> Required work
Tally the lines holding the string "nešto" and reply with that number alone.

> Supplied material
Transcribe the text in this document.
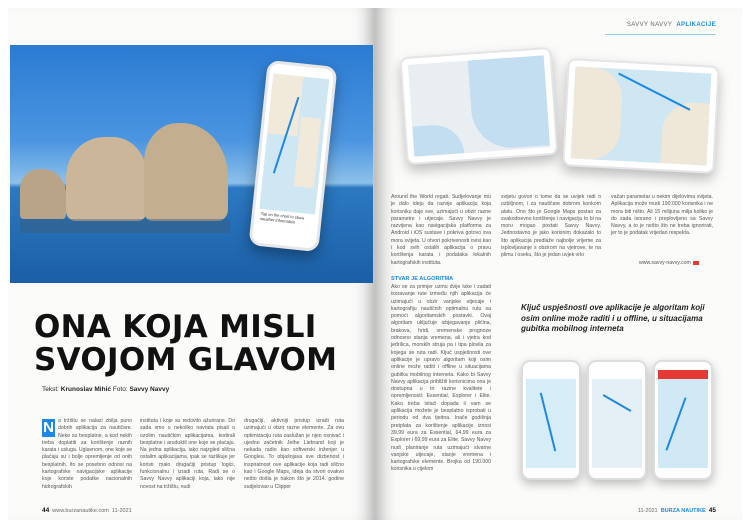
Tap on the chart to show weather information
ONA KOJA MISLI
SVOJOM GLAVOM
Tekst: Krunoslav Mihić Foto: Savvy Navvy
N a tržištu se nalazi zbilja puno dobrih aplikacija za nautičare. Neke su besplatne, a kod nekih treba doplatiti za korištenje raznih karata i usluga. Uglavnom, one koje se plaćaju su i bolje opremljenje od onih besplatnih. Ito se posebno odnosi na kartografske navigacijske aplikacije koje koriste podatke nacionalnih hidrografskih
instituta i koje su redovito ažurirane. Do sada smo u nekoliko navrata pisali o ozolim nautičkim aplikacijama, testirali besplatne i aruduktil one koje se plaćaju. Na jedna aplikacija, iako najzgled slična ostalim aplikacijama, ipak se razlikuje jer koristi malo drugačiji pristup logici, funkcionalnu i izradi ruta. Radi se o Savvy Navvy aplikaciji koja, iako nije novost na tržištu, nudi
drugačiji, aktivniji pristup izradi ruta uzimajući u obzir razne elemente. Za ovu optimizaciju ruta zaslužan je njen osnivač i ujedno začetnik Jethe Liebrand koji je nekada radio kao softverski inženjer u Googleu. To objašnjava sve dizbenost i inspiratnost ove aplikacije koja radi slično kao i Google Maps, ideja da stvori ovakvo nešto došla je nakon što je 2014. godine sudjelovao u Clipper
44 www.burzanautike.com 11-2021
SAVVY NAVVY APLIKACIJE
Around the World regati. Sudjelovanje mu je dalo ideju da razvije aplikaciju koja korisniku daje sve, uzimajući u obzir razne parametre i utjecaje. Savvy Navvy je razvijena kao navigacijska platforma za Android i iOS sustave i pokriva gotovo sva mora svijeta. U otvori pokrivenosti ovisi kao i kod svih ostalih aplikacija o pravu korištenja karata i podataka lokalnih kartografskih instituta.
STVAR JE ALGORITMA
Ako se za primjer uzmu dvije luke i zadati isoravanje rute između njih aplikacija će uzimajući u obzir vanjske utjecaje i kartografiju nautičnih optimalnu rutu sa pomoći algoritamskih postavki. Ovaj algoritam uključuje izbjegavanje plićina, brakova, hridi, vremenske prognoze odnosno stanja vremena, ali i vjetra kod jedrilica, morskih struja pa i tipa plovila za kojega se ruta radi. Ključ uspješnosti ove aplikacije je upravo algoritam koji osim online može raditi i offline u situacijama gubitka mobilnog interneta. Kako bi Savvy Navvy aplikacija približili korisnicima ona je dostupna u tri razine kvalitete i opremljenosti: Essential, Explorer i Elite. Kako treba istaći dopada li vam se aplikacija možete je besplatno isprobati u periodu od dva tjedna. Inače godišnja pretplata za korištenje aplikacije iznosi 39,99 eura za Essential, 64,99 eura za Explorer i 69,99 eura za Elite. Savvy Navvy nudi planiranje ruta uzimajući stvarne vanjske utjecaje, stanje vremena i kartografske elemente. Brojka od 190.000 korisnika u cijelom
svijetu govori o tome da se uvijek radi o ozbiljnom, i za nautičare dobrom konkom alatu. Ono što je Google Maps postao za svakodnevno korištenje i navigaciju to bi na moru mogao postati Savvy Navvy. Jednostavno je jako korisnim dokazalo to što aplikacija predlaže najbolje vrijeme za isplovljavanje s obzirom na vjetrove, te na plimu i oseku, što je jedan uvjek vrlo
važan parametar u nekim dijelovima svijeta. Aplikacija može mudi 190.000 korisnika i ne mora biti ništo. Ali 15 milijuna milja koliko je do sada isorano i preplovljeno sa Savvy Navvy, a to je nešto što ne treba ignorirati, jer to je podatak vrijedan respekta.
www.savvy-navvy.com
Ključ uspješnosti ove aplikacije je algoritam koji osim online može raditi i u offline, u situacijama gubitka mobilnog interneta
11-2021 BURZA NAUTIKE 45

> Solved problem
2